Provided records ::
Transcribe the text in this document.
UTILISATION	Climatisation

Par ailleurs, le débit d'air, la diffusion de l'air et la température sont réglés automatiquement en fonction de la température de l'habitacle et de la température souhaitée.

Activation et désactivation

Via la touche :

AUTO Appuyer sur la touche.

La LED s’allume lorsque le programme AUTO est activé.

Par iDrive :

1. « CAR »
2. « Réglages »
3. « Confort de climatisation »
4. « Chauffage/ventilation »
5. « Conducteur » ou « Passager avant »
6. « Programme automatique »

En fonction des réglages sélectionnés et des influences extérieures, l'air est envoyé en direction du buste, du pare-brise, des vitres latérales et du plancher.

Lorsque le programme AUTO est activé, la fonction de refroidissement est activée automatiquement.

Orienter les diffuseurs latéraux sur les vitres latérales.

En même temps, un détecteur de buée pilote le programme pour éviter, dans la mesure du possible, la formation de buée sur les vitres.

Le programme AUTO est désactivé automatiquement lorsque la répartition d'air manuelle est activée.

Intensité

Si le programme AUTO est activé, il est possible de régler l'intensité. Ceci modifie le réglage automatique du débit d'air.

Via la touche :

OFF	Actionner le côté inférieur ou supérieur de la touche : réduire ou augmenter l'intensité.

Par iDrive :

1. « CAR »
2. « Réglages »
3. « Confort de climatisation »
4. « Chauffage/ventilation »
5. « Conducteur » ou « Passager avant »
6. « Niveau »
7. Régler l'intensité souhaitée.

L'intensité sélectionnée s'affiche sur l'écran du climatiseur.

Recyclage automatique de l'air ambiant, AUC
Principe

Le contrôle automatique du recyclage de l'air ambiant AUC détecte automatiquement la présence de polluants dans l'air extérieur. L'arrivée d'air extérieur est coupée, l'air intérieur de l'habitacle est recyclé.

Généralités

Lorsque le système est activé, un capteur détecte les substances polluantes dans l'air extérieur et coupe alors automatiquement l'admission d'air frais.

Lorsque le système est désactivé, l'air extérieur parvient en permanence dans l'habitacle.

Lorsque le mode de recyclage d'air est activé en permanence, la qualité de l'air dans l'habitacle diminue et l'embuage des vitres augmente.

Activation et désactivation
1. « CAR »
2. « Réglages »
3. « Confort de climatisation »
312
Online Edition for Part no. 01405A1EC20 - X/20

Instruction :: Print the complete listing again, exactly as it stands.

Finished answer ::
Transcribe the text in this document.
UTILISATION	Climatisation

Par ailleurs, le débit d'air, la diffusion de l'air et la température sont réglés automatiquement en fonction de la température de l'habitacle et de la température souhaitée.

Activation et désactivation

Via la touche :

AUTO Appuyer sur la touche.

La LED s’allume lorsque le programme AUTO est activé.

Par iDrive :

1. « CAR »
2. « Réglages »
3. « Confort de climatisation »
4. « Chauffage/ventilation »
5. « Conducteur » ou « Passager avant »
6. « Programme automatique »

En fonction des réglages sélectionnés et des influences extérieures, l'air est envoyé en direction du buste, du pare-brise, des vitres latérales et du plancher.

Lorsque le programme AUTO est activé, la fonction de refroidissement est activée automatiquement.

Orienter les diffuseurs latéraux sur les vitres latérales.

En même temps, un détecteur de buée pilote le programme pour éviter, dans la mesure du possible, la formation de buée sur les vitres.

Le programme AUTO est désactivé automatiquement lorsque la répartition d'air manuelle est activée.

Intensité

Si le programme AUTO est activé, il est possible de régler l'intensité. Ceci modifie le réglage automatique du débit d'air.

Via la touche :

OFF	Actionner le côté inférieur ou supérieur de la touche : réduire ou augmenter l'intensité.

Par iDrive :

1. « CAR »
2. « Réglages »
3. « Confort de climatisation »
4. « Chauffage/ventilation »
5. « Conducteur » ou « Passager avant »
6. « Niveau »
7. Régler l'intensité souhaitée.

L'intensité sélectionnée s'affiche sur l'écran du climatiseur.

Recyclage automatique de l'air ambiant, AUC
Principe

Le contrôle automatique du recyclage de l'air ambiant AUC détecte automatiquement la présence de polluants dans l'air extérieur. L'arrivée d'air extérieur est coupée, l'air intérieur de l'habitacle est recyclé.

Généralités

Lorsque le système est activé, un capteur détecte les substances polluantes dans l'air extérieur et coupe alors automatiquement l'admission d'air frais.

Lorsque le système est désactivé, l'air extérieur parvient en permanence dans l'habitacle.

Lorsque le mode de recyclage d'air est activé en permanence, la qualité de l'air dans l'habitacle diminue et l'embuage des vitres augmente.

Activation et désactivation
1. « CAR »
2. « Réglages »
3. « Confort de climatisation »
312
Online Edition for Part no. 01405A1EC20 - X/20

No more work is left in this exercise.